Copy out every record below with complete accuracy.

-- -- --

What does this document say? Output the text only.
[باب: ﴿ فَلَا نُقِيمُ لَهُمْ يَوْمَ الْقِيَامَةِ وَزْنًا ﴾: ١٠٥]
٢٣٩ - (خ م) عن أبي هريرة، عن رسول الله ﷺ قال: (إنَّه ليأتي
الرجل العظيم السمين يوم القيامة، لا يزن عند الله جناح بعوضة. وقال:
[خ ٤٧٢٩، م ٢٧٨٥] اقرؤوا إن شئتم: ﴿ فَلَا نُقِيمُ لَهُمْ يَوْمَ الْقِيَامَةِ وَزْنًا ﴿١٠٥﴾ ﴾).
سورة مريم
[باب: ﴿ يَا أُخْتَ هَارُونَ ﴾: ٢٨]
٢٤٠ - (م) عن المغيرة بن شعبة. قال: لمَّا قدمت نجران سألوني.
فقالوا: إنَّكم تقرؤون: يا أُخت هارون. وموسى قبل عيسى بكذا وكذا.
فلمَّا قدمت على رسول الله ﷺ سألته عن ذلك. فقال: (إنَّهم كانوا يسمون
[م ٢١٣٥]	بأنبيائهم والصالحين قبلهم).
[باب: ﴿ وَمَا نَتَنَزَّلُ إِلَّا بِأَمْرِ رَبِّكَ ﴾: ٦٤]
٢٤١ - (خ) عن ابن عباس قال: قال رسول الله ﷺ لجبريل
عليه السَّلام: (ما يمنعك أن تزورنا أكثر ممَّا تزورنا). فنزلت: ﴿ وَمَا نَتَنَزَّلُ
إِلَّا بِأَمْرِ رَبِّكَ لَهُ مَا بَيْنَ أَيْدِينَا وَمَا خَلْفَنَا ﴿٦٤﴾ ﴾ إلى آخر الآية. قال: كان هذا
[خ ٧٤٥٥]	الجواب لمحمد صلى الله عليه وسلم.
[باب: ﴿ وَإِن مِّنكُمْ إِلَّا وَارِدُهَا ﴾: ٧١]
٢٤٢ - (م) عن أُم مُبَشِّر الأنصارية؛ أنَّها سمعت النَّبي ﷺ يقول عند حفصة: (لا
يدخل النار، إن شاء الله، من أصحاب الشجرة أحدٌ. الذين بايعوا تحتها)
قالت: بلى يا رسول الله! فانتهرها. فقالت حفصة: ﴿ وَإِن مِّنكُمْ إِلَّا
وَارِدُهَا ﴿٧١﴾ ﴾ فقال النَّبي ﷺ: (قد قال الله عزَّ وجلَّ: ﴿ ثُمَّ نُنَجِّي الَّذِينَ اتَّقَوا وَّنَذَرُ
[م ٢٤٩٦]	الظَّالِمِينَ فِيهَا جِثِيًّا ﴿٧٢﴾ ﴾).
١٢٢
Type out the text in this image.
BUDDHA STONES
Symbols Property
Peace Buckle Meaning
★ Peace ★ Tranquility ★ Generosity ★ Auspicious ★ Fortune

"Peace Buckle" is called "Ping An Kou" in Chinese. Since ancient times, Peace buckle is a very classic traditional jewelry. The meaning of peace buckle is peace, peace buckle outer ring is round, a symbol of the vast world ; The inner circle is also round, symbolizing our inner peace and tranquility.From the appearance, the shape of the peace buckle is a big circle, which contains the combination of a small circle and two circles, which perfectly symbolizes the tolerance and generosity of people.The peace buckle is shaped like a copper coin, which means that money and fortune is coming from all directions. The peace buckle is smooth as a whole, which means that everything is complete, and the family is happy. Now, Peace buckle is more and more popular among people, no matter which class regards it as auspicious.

-- -- --

== Solution for this problem ==
What does this document say? Output the text only.
[باب: ﴿ فَلَا نُقِيمُ لَهُمْ يَوْمَ الْقِيَامَةِ وَزْنًا ﴾: ١٠٥]
٢٣٩ - (خ م) عن أبي هريرة، عن رسول الله ﷺ قال: (إنَّه ليأتي
الرجل العظيم السمين يوم القيامة، لا يزن عند الله جناح بعوضة. وقال:
[خ ٤٧٢٩، م ٢٧٨٥] اقرؤوا إن شئتم: ﴿ فَلَا نُقِيمُ لَهُمْ يَوْمَ الْقِيَامَةِ وَزْنًا ﴿١٠٥﴾ ﴾).
سورة مريم
[باب: ﴿ يَا أُخْتَ هَارُونَ ﴾: ٢٨]
٢٤٠ - (م) عن المغيرة بن شعبة. قال: لمَّا قدمت نجران سألوني.
فقالوا: إنَّكم تقرؤون: يا أُخت هارون. وموسى قبل عيسى بكذا وكذا.
فلمَّا قدمت على رسول الله ﷺ سألته عن ذلك. فقال: (إنَّهم كانوا يسمون
[م ٢١٣٥]	بأنبيائهم والصالحين قبلهم).
[باب: ﴿ وَمَا نَتَنَزَّلُ إِلَّا بِأَمْرِ رَبِّكَ ﴾: ٦٤]
٢٤١ - (خ) عن ابن عباس قال: قال رسول الله ﷺ لجبريل
عليه السَّلام: (ما يمنعك أن تزورنا أكثر ممَّا تزورنا). فنزلت: ﴿ وَمَا نَتَنَزَّلُ
إِلَّا بِأَمْرِ رَبِّكَ لَهُ مَا بَيْنَ أَيْدِينَا وَمَا خَلْفَنَا ﴿٦٤﴾ ﴾ إلى آخر الآية. قال: كان هذا
[خ ٧٤٥٥]	الجواب لمحمد صلى الله عليه وسلم.
[باب: ﴿ وَإِن مِّنكُمْ إِلَّا وَارِدُهَا ﴾: ٧١]
٢٤٢ - (م) عن أُم مُبَشِّر الأنصارية؛ أنَّها سمعت النَّبي ﷺ يقول عند حفصة: (لا
يدخل النار، إن شاء الله، من أصحاب الشجرة أحدٌ. الذين بايعوا تحتها)
قالت: بلى يا رسول الله! فانتهرها. فقالت حفصة: ﴿ وَإِن مِّنكُمْ إِلَّا
وَارِدُهَا ﴿٧١﴾ ﴾ فقال النَّبي ﷺ: (قد قال الله عزَّ وجلَّ: ﴿ ثُمَّ نُنَجِّي الَّذِينَ اتَّقَوا وَّنَذَرُ
[م ٢٤٩٦]	الظَّالِمِينَ فِيهَا جِثِيًّا ﴿٧٢﴾ ﴾).
١٢٢
Type out the text in this image.
BUDDHA STONES
Symbols Property
Peace Buckle Meaning
★ Peace ★ Tranquility ★ Generosity ★ Auspicious ★ Fortune

"Peace Buckle" is called "Ping An Kou" in Chinese. Since ancient times, Peace buckle is a very classic traditional jewelry. The meaning of peace buckle is peace, peace buckle outer ring is round, a symbol of the vast world ; The inner circle is also round, symbolizing our inner peace and tranquility.From the appearance, the shape of the peace buckle is a big circle, which contains the combination of a small circle and two circles, which perfectly symbolizes the tolerance and generosity of people.The peace buckle is shaped like a copper coin, which means that money and fortune is coming from all directions. The peace buckle is smooth as a whole, which means that everything is complete, and the family is happy. Now, Peace buckle is more and more popular among people, no matter which class regards it as auspicious.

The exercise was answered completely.